● **Required work**:
Find the word "laquelle" in the material below and gather every line that contains it.

# START OF Data section

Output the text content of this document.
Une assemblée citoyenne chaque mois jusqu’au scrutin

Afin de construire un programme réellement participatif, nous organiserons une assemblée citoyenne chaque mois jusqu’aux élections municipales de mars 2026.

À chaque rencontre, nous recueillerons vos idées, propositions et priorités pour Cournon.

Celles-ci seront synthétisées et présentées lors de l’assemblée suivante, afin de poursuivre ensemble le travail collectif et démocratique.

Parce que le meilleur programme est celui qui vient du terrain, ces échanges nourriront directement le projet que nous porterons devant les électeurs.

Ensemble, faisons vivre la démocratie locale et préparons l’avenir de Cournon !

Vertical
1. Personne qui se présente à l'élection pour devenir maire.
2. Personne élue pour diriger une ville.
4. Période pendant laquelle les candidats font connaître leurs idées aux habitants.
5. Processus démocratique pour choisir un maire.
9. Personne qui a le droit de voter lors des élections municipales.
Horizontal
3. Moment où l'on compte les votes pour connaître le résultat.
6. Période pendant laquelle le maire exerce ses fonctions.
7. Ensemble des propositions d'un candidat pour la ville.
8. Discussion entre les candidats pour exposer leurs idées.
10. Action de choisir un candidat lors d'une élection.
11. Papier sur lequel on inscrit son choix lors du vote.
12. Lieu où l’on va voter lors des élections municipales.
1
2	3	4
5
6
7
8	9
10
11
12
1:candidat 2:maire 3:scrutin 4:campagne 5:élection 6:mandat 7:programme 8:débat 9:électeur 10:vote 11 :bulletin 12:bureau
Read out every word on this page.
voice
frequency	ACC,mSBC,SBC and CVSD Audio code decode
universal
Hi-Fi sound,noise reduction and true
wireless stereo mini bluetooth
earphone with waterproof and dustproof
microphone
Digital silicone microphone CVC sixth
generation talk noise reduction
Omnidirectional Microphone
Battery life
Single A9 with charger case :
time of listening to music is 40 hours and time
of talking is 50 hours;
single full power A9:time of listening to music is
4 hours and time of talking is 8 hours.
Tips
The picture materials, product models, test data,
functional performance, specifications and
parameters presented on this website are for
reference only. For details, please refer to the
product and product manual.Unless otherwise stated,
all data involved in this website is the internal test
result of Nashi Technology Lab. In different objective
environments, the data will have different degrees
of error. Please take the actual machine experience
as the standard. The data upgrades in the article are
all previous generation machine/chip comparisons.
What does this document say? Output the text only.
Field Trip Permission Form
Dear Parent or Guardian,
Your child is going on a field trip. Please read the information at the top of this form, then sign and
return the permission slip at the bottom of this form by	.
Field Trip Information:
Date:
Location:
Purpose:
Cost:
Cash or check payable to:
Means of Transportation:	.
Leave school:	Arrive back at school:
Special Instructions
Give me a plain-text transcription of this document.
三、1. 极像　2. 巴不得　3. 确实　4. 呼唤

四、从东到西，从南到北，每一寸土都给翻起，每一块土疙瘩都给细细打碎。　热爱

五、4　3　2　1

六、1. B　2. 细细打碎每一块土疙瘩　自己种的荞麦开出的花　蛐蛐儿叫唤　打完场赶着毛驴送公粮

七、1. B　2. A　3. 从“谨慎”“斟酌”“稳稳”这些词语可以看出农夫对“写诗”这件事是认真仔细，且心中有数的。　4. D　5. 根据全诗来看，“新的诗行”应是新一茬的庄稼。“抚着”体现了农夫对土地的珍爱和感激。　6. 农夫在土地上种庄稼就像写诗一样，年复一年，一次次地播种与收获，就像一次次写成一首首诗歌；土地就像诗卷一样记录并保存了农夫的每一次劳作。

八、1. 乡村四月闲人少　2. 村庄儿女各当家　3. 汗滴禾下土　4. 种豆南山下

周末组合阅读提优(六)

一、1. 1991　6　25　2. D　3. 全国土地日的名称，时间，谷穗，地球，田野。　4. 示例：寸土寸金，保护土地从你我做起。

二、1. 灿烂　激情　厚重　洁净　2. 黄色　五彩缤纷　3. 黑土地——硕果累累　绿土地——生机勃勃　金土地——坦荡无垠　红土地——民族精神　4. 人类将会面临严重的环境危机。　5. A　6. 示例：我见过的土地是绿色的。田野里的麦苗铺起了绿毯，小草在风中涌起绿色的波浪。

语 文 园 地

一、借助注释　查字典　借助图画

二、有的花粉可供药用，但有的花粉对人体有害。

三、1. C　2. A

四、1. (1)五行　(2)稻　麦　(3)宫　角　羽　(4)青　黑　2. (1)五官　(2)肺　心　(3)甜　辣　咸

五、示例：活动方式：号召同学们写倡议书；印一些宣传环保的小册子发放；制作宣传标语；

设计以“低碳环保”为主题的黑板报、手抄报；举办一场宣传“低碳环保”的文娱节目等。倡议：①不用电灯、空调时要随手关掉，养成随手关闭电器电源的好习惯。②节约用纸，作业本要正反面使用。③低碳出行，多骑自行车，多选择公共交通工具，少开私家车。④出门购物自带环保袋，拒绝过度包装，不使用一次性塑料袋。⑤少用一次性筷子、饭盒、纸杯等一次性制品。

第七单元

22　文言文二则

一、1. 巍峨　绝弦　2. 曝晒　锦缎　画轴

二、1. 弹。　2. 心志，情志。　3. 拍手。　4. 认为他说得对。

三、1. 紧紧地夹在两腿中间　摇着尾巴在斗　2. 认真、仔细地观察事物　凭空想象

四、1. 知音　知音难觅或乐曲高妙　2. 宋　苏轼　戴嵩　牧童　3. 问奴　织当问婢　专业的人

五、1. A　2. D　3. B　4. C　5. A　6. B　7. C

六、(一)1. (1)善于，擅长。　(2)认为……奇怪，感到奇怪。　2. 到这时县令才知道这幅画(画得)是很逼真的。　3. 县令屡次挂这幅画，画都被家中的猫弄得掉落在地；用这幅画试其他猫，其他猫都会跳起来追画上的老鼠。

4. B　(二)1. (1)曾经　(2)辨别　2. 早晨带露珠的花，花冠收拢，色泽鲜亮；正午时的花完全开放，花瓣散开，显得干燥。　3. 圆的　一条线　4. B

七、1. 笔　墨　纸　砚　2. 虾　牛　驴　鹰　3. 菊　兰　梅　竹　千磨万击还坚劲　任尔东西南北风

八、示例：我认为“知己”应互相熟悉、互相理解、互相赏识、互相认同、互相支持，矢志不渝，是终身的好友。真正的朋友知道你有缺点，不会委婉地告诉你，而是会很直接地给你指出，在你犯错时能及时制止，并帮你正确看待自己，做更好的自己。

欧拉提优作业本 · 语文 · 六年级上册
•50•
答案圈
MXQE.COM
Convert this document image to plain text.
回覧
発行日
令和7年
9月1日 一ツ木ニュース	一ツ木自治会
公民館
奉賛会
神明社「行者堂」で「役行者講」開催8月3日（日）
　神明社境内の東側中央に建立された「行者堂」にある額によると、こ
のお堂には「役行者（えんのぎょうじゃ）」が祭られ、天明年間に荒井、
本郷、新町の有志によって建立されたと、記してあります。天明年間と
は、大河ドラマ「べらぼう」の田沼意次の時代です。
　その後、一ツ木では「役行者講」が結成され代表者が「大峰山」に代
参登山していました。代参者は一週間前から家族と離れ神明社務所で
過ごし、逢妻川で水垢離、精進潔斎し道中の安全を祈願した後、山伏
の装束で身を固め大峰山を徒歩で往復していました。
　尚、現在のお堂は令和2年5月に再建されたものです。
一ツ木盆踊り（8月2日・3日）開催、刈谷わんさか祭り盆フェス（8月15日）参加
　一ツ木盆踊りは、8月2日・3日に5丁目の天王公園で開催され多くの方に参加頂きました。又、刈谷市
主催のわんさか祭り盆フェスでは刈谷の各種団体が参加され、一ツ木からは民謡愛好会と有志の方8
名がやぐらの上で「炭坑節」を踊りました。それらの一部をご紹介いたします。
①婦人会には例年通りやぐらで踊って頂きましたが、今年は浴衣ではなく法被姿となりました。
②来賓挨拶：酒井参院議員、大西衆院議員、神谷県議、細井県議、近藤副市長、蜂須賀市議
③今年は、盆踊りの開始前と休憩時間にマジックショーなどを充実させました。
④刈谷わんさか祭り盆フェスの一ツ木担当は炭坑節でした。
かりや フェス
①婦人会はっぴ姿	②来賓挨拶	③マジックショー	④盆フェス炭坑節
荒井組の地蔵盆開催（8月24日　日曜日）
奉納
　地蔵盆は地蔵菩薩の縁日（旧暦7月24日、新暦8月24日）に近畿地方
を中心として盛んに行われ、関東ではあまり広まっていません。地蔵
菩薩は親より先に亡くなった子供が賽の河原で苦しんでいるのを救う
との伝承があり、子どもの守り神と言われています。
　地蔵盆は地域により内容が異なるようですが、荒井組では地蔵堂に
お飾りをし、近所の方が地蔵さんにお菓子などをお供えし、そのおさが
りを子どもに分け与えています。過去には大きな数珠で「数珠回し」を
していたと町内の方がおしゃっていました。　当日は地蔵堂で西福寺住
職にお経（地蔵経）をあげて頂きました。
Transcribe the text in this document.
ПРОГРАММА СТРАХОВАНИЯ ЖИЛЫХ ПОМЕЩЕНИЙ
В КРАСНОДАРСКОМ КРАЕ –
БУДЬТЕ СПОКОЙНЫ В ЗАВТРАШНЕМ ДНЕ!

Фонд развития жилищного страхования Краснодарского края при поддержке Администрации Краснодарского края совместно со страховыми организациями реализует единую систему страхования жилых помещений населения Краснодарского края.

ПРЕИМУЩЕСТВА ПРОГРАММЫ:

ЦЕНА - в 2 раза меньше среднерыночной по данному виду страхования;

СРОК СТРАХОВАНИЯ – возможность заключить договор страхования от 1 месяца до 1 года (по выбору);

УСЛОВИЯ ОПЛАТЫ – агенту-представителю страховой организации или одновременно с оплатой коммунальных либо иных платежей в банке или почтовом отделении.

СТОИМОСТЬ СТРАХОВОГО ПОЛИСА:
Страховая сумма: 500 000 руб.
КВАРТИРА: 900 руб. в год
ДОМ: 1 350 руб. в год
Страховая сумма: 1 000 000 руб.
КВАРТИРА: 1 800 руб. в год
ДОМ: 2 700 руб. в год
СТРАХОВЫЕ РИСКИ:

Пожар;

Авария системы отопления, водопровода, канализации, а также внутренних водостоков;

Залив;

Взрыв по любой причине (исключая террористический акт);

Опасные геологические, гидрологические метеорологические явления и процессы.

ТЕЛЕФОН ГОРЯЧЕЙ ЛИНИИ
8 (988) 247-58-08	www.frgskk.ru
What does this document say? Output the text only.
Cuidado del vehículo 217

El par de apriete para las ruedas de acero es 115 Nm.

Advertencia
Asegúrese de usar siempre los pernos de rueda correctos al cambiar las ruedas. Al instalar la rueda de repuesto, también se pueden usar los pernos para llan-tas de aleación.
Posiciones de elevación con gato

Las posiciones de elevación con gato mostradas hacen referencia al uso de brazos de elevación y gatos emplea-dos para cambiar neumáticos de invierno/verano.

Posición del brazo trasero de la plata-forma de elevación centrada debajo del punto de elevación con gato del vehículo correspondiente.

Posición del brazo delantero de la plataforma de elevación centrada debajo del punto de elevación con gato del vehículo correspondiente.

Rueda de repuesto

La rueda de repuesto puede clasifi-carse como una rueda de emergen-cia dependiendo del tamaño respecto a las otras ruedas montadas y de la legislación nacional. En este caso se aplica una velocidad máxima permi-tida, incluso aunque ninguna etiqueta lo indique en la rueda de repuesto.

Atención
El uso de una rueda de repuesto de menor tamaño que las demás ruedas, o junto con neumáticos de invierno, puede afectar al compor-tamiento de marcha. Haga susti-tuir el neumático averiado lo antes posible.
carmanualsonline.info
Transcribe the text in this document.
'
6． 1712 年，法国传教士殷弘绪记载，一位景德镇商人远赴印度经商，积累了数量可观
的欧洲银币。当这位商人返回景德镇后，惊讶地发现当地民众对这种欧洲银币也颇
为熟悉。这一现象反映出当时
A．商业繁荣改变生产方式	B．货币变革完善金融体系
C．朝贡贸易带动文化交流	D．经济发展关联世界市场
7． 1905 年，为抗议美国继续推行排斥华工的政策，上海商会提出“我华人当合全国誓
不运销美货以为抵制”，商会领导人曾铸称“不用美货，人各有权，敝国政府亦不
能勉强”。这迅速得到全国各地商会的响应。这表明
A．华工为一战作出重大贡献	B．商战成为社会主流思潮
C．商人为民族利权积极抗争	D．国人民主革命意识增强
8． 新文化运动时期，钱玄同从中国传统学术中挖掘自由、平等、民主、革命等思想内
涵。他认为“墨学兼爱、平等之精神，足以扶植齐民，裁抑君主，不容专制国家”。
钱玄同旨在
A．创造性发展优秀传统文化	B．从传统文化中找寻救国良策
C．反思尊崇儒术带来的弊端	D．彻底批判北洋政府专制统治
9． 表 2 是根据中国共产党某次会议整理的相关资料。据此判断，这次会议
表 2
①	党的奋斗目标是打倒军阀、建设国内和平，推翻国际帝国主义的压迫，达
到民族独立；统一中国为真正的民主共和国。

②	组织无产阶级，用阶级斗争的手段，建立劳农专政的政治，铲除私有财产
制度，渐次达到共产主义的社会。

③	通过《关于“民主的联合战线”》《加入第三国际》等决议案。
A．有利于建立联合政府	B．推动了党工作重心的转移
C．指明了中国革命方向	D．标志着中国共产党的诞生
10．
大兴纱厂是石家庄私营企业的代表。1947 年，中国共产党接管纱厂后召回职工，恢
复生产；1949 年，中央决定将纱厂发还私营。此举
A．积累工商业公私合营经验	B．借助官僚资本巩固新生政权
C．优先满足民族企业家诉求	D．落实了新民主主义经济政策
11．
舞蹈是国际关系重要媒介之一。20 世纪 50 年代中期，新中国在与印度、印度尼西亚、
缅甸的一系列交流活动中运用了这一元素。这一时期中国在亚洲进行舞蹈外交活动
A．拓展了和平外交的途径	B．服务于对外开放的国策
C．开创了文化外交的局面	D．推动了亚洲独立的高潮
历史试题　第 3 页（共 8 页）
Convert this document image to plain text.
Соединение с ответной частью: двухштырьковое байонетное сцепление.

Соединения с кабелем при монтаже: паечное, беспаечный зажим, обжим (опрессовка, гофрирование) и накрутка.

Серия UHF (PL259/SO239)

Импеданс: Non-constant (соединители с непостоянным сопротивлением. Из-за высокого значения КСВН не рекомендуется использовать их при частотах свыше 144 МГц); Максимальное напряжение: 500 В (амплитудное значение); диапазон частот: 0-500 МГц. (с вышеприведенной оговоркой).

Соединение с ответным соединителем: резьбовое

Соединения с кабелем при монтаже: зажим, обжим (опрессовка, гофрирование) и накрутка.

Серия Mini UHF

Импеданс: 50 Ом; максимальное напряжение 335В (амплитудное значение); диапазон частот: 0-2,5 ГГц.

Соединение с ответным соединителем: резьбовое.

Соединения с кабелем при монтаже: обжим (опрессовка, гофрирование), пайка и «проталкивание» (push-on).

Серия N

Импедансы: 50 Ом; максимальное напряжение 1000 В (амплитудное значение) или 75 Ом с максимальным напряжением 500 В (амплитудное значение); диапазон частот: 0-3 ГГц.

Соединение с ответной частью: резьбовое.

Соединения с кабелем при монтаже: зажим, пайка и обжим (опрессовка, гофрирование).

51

# END OF Data section

● **Reply to the task**:
4. Période pendant laquelle les candidats font connaître leurs idées aux habitants.
6. Période pendant laquelle le maire exerce ses fonctions.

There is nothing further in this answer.